▶ **Exercise**
Find every line in the records below that contains "Flack", and copy it.

▶ **Supplied records**
════════════════

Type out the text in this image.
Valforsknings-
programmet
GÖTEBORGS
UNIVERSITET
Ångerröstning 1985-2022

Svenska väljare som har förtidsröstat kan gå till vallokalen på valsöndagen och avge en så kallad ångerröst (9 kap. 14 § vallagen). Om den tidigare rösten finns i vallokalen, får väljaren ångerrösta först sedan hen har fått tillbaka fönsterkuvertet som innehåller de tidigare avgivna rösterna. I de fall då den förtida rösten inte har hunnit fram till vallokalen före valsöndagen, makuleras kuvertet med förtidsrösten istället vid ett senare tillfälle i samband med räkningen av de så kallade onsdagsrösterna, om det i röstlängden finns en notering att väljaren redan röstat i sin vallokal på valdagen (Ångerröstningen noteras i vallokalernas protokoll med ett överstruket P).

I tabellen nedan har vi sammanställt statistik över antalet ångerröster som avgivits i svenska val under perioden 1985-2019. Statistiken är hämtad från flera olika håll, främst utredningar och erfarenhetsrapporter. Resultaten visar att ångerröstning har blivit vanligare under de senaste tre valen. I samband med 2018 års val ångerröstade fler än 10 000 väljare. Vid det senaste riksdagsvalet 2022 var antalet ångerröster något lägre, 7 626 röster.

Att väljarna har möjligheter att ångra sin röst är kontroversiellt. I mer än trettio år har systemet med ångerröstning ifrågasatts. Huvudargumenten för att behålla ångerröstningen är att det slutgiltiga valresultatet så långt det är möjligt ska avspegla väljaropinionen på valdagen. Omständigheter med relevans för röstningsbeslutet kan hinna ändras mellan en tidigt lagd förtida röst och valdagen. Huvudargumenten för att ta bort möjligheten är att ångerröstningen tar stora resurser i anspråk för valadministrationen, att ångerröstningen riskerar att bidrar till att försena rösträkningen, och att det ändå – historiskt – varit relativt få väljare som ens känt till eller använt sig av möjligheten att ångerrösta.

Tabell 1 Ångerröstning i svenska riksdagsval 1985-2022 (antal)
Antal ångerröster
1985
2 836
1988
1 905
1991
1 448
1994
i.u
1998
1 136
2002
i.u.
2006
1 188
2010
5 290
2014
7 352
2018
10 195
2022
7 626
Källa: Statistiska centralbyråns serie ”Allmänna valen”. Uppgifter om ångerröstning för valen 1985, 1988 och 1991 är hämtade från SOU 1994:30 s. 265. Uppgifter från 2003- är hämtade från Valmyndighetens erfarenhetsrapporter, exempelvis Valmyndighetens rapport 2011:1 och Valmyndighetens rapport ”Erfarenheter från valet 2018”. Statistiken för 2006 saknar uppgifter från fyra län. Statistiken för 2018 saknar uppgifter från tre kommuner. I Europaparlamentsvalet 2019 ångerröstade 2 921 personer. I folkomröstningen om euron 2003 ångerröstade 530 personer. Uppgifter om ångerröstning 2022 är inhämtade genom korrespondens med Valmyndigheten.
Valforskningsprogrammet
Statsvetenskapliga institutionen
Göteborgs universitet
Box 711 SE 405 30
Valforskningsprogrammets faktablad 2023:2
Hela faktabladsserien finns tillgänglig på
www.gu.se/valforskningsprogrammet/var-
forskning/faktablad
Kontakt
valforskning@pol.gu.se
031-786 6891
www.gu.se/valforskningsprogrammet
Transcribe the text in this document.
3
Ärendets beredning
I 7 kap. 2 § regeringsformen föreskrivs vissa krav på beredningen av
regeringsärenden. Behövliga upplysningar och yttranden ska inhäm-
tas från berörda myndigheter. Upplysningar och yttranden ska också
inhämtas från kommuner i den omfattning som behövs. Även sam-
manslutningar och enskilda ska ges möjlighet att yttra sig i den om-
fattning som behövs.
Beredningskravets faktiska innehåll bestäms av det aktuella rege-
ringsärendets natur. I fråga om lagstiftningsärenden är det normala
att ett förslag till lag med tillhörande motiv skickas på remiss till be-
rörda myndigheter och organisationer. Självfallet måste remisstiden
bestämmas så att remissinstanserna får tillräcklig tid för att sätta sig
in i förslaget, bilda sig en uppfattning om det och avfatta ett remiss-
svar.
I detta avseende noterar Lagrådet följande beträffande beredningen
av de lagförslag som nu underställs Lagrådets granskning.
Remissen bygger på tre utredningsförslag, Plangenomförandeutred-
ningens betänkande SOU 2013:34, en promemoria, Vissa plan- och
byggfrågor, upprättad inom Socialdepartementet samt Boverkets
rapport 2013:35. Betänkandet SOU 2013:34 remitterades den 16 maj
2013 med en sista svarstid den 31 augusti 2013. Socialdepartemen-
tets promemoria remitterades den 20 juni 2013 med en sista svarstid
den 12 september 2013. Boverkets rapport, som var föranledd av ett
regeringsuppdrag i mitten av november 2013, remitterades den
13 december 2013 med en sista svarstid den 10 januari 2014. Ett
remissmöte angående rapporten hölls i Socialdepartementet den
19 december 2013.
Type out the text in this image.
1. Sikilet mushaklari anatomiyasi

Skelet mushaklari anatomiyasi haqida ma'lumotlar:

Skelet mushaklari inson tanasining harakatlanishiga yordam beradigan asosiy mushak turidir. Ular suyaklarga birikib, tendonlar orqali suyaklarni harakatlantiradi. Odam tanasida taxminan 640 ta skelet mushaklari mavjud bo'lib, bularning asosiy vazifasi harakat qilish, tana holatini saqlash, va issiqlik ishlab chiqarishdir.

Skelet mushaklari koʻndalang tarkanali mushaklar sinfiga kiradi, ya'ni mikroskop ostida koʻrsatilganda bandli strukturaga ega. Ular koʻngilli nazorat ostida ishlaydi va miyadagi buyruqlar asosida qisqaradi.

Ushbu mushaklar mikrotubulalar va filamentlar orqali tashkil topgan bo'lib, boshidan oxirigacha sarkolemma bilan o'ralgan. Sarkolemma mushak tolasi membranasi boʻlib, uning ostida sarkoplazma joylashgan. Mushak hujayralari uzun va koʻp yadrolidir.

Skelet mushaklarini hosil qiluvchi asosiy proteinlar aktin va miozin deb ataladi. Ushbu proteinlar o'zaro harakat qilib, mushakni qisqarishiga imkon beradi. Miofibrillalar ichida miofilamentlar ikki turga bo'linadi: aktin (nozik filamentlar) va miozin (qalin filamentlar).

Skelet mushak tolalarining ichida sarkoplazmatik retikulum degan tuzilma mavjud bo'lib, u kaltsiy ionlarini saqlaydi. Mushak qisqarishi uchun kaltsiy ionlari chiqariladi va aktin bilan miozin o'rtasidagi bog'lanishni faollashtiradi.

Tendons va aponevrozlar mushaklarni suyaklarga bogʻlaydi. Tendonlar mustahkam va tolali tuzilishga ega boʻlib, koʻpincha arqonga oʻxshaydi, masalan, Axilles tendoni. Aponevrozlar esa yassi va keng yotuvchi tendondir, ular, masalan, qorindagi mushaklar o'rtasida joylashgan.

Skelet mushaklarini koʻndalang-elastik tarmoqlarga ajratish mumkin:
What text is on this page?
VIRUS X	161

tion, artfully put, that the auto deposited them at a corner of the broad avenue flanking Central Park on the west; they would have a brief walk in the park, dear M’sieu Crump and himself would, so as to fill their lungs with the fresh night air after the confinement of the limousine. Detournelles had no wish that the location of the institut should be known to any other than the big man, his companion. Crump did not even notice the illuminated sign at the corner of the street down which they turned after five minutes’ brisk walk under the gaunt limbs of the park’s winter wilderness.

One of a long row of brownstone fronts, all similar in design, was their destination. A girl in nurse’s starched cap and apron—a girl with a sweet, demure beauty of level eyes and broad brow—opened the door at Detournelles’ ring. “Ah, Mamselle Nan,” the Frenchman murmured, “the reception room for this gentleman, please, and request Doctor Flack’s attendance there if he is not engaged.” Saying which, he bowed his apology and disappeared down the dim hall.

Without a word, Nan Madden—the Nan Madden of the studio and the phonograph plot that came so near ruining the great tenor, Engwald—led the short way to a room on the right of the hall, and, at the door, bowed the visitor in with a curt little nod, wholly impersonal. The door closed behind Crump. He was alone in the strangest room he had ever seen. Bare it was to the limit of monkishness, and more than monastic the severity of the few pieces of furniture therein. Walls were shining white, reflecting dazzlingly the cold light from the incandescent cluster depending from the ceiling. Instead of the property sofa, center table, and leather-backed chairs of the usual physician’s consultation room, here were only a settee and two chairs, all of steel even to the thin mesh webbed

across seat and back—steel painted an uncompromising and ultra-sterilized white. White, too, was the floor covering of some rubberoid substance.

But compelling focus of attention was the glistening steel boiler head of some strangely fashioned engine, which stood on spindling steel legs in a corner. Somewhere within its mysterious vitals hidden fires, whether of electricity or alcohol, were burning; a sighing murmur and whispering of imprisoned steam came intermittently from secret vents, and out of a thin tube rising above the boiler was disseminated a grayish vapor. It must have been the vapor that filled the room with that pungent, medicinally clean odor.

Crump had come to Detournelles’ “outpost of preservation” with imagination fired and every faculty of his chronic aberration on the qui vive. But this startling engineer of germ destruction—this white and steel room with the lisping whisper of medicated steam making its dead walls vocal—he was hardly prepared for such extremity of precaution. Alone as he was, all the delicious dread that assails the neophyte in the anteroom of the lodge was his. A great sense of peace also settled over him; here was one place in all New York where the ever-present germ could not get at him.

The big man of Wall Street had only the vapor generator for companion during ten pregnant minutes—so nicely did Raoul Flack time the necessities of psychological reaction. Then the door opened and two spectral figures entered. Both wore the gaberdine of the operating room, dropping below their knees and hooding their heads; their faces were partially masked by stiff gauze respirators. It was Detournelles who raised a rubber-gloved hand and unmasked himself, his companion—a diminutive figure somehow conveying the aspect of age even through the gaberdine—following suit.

════════════════

▶ **Written reply**
One of a long row of brownstone fronts, all similar in design, was their destination. A girl in nurse’s starched cap and apron—a girl with a sweet, demure beauty of level eyes and broad brow—opened the door at Detournelles’ ring. “Ah, Mamselle Nan,” the Frenchman murmured, “the reception room for this gentleman, please, and request Doctor Flack’s attendance there if he is not engaged.” Saying which, he bowed his apology and disappeared down the dim hall.
The big man of Wall Street had only the vapor generator for companion during ten pregnant minutes—so nicely did Raoul Flack time the necessities of psychological reaction. Then the door opened and two spectral figures entered. Both wore the gaberdine of the operating room, dropping below their knees and hooding their heads; their faces were partially masked by stiff gauze respirators. It was Detournelles who raised a rubber-gloved hand and unmasked himself, his companion—a diminutive figure somehow conveying the aspect of age even through the gaberdine—following suit.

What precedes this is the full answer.